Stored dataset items

□ □ □ □ □ □ □

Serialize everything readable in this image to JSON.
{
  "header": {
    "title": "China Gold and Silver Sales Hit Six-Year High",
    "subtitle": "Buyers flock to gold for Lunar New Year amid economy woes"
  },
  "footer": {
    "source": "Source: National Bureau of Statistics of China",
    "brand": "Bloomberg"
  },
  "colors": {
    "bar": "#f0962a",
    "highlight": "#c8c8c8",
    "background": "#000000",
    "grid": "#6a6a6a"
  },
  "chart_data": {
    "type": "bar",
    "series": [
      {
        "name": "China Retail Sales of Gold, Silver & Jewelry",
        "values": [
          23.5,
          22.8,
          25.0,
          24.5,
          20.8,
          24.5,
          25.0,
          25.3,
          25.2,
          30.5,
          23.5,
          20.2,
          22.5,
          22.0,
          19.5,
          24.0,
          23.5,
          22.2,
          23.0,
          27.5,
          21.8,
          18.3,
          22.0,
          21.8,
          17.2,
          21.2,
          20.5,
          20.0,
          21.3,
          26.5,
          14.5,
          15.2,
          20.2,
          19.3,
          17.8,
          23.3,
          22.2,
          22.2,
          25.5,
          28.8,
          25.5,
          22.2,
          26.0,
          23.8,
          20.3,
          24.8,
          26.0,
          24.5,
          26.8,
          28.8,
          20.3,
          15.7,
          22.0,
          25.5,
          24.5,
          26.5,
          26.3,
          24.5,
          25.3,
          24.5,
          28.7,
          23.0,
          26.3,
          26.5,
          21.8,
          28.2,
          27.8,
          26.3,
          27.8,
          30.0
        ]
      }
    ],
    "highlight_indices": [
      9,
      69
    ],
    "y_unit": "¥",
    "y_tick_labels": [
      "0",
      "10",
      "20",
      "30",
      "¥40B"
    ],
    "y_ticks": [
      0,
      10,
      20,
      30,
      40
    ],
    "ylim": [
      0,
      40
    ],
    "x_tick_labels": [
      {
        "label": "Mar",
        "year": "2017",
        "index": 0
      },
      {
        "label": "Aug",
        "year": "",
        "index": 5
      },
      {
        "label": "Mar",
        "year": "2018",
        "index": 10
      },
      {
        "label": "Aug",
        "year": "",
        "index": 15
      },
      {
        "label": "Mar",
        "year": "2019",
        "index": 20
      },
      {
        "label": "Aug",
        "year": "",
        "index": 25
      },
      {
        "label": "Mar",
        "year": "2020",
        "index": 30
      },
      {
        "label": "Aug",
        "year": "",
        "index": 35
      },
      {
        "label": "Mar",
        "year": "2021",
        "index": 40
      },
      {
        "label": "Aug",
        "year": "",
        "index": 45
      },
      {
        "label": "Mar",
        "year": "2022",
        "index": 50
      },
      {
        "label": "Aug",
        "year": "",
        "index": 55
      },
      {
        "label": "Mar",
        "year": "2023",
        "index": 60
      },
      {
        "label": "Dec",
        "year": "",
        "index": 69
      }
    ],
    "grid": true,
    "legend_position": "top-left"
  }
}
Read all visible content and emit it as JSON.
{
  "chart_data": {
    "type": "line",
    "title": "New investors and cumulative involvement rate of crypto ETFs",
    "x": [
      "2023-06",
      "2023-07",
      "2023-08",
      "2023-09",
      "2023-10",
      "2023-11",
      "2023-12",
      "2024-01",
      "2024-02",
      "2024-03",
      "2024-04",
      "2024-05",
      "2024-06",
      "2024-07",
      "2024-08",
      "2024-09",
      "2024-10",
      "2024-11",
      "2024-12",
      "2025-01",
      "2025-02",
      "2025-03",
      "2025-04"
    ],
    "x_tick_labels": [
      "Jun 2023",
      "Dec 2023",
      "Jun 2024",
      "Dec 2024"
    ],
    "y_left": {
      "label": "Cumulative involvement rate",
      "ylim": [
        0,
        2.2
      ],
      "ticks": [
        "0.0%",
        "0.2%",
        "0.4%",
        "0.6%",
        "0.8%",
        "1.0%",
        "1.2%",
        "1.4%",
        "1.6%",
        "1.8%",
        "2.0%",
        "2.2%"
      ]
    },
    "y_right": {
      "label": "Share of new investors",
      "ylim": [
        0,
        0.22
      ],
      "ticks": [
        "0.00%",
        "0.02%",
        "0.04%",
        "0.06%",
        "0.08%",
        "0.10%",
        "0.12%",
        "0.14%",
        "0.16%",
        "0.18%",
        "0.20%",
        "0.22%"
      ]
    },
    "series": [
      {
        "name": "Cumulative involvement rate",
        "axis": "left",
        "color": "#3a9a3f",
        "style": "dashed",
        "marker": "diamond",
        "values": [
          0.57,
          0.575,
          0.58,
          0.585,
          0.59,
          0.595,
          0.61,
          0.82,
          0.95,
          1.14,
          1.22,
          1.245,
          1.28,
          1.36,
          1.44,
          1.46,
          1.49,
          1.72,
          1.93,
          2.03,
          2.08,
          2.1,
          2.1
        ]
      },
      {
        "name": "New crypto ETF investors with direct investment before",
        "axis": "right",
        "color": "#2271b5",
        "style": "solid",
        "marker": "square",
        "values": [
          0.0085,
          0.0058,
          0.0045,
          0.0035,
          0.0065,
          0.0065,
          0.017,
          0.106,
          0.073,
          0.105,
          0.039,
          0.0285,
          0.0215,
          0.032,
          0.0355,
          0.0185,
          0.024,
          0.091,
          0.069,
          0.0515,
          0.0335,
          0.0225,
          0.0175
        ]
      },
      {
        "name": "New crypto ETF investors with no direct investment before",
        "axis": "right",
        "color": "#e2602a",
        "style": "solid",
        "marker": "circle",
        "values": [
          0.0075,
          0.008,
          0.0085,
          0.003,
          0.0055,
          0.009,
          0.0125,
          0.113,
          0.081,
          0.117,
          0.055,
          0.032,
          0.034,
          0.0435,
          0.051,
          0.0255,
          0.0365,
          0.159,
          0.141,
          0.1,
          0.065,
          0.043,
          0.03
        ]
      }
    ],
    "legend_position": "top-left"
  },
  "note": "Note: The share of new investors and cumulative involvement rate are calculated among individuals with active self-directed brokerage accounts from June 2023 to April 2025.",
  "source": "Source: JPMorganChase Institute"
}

□ □ □ □ □ □ □

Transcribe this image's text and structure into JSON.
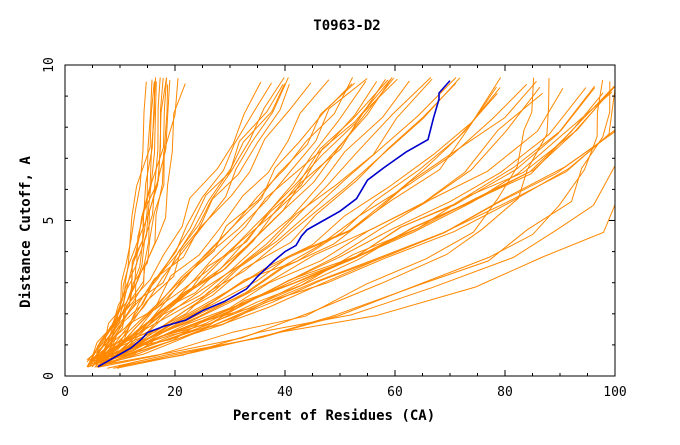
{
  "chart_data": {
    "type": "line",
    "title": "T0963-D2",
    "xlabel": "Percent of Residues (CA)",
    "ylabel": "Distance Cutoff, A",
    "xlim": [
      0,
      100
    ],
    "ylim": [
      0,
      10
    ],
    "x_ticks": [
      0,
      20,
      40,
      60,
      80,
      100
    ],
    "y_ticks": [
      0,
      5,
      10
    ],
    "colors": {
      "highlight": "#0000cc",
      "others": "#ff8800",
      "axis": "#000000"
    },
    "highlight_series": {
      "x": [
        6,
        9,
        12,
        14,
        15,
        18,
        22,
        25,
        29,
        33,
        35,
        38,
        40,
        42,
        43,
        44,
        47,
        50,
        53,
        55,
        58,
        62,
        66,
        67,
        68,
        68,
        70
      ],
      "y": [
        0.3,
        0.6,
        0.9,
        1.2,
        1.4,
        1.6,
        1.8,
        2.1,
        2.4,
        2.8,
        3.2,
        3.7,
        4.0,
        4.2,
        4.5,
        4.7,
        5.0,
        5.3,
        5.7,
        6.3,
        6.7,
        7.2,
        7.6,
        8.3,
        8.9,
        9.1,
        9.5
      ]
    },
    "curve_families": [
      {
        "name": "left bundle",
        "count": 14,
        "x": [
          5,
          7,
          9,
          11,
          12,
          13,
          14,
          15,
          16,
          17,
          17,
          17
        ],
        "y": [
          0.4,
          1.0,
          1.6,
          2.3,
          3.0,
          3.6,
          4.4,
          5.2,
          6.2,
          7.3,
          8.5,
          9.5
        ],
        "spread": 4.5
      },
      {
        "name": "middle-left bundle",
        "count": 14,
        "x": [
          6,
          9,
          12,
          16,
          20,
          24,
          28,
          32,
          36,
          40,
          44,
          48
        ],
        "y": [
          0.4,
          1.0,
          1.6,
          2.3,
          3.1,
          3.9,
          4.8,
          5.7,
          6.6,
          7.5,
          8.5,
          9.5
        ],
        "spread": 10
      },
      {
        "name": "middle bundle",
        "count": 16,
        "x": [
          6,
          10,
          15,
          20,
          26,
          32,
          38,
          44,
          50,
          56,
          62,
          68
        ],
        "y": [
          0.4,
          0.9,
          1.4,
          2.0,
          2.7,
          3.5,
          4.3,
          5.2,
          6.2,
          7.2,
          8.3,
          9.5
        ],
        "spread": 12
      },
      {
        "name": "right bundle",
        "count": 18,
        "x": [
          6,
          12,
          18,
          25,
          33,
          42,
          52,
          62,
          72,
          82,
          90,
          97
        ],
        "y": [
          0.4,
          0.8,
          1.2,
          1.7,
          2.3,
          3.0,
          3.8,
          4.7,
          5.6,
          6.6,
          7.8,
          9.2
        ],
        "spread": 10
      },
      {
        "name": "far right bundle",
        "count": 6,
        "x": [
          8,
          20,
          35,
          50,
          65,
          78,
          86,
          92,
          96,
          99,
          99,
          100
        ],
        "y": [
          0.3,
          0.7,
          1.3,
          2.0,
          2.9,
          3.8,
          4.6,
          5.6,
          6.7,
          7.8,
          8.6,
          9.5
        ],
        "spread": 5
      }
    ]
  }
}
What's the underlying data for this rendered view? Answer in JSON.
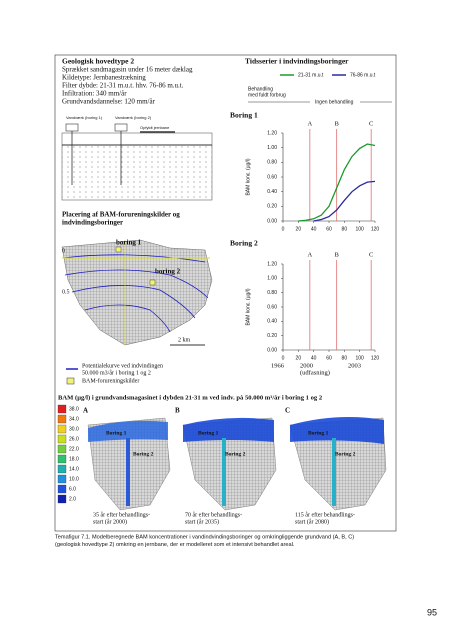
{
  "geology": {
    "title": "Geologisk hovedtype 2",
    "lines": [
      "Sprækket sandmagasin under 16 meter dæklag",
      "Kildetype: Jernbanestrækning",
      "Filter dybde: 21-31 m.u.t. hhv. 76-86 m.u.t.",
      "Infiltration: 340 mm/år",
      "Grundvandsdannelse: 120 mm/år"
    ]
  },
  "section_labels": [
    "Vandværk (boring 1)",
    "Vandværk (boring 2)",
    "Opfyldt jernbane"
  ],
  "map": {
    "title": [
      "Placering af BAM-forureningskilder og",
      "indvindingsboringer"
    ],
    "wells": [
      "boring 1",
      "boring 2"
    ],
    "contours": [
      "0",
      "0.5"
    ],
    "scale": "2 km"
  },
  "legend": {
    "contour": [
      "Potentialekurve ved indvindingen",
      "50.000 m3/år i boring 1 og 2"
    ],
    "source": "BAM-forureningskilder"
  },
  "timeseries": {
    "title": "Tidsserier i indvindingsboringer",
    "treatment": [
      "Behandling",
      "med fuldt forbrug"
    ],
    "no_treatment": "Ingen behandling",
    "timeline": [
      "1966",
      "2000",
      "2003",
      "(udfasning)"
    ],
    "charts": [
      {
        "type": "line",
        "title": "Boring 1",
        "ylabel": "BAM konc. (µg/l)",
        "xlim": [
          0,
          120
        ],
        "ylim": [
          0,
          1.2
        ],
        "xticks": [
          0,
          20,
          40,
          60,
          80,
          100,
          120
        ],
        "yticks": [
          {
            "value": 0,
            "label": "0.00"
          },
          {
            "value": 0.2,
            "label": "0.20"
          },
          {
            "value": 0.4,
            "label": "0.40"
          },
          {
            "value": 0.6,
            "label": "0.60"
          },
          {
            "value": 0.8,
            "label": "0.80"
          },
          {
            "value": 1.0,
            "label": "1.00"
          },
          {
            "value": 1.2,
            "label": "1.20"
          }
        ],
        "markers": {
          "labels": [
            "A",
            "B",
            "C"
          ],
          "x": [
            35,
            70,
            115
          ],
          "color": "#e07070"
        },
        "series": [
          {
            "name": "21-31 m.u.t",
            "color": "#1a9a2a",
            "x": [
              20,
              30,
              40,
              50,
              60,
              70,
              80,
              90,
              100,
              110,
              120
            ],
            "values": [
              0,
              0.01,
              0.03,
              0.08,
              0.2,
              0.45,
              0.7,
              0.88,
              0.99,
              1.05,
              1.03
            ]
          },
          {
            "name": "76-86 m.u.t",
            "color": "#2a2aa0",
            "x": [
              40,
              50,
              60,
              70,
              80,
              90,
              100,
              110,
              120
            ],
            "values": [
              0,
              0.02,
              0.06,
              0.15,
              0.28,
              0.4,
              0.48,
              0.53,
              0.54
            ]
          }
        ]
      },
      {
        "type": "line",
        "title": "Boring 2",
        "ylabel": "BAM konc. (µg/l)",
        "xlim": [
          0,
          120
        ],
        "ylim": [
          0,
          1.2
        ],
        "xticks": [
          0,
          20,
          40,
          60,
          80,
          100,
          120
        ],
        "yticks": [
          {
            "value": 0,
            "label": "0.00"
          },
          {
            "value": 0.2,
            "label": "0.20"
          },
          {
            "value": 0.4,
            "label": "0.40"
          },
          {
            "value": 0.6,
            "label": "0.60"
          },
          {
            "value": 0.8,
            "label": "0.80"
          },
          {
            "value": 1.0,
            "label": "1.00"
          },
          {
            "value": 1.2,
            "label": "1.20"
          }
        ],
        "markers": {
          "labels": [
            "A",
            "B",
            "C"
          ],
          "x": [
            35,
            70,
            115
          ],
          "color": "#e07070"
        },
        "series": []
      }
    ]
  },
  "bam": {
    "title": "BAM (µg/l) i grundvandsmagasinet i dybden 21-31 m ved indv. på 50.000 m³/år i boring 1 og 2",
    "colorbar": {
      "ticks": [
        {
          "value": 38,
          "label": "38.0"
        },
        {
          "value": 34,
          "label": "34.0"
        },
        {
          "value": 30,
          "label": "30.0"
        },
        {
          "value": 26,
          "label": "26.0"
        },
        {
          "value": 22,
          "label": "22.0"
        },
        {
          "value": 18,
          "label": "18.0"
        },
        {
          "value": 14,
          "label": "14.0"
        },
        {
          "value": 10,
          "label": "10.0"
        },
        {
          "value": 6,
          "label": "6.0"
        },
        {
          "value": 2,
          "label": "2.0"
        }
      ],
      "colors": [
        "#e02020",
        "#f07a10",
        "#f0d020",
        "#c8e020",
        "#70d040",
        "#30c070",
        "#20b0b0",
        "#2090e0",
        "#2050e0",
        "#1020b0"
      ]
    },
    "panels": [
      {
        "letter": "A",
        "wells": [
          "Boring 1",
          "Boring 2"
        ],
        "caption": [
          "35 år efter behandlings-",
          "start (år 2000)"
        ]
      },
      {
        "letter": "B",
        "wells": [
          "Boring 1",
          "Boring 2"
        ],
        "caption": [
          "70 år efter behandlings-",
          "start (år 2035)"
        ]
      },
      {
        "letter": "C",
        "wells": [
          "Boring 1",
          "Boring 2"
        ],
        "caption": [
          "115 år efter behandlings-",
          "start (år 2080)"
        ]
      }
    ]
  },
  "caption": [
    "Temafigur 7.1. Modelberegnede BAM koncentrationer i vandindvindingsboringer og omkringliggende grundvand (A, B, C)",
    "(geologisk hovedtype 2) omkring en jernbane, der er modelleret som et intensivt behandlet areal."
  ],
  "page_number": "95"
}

□ □ □ □ □ □ □

* **Aim**
Check each line of the records for the word "efter" and extract those that contain it.

* **Response**
          "35 år efter behandlings-",
          "70 år efter behandlings-",
          "115 år efter behandlings-",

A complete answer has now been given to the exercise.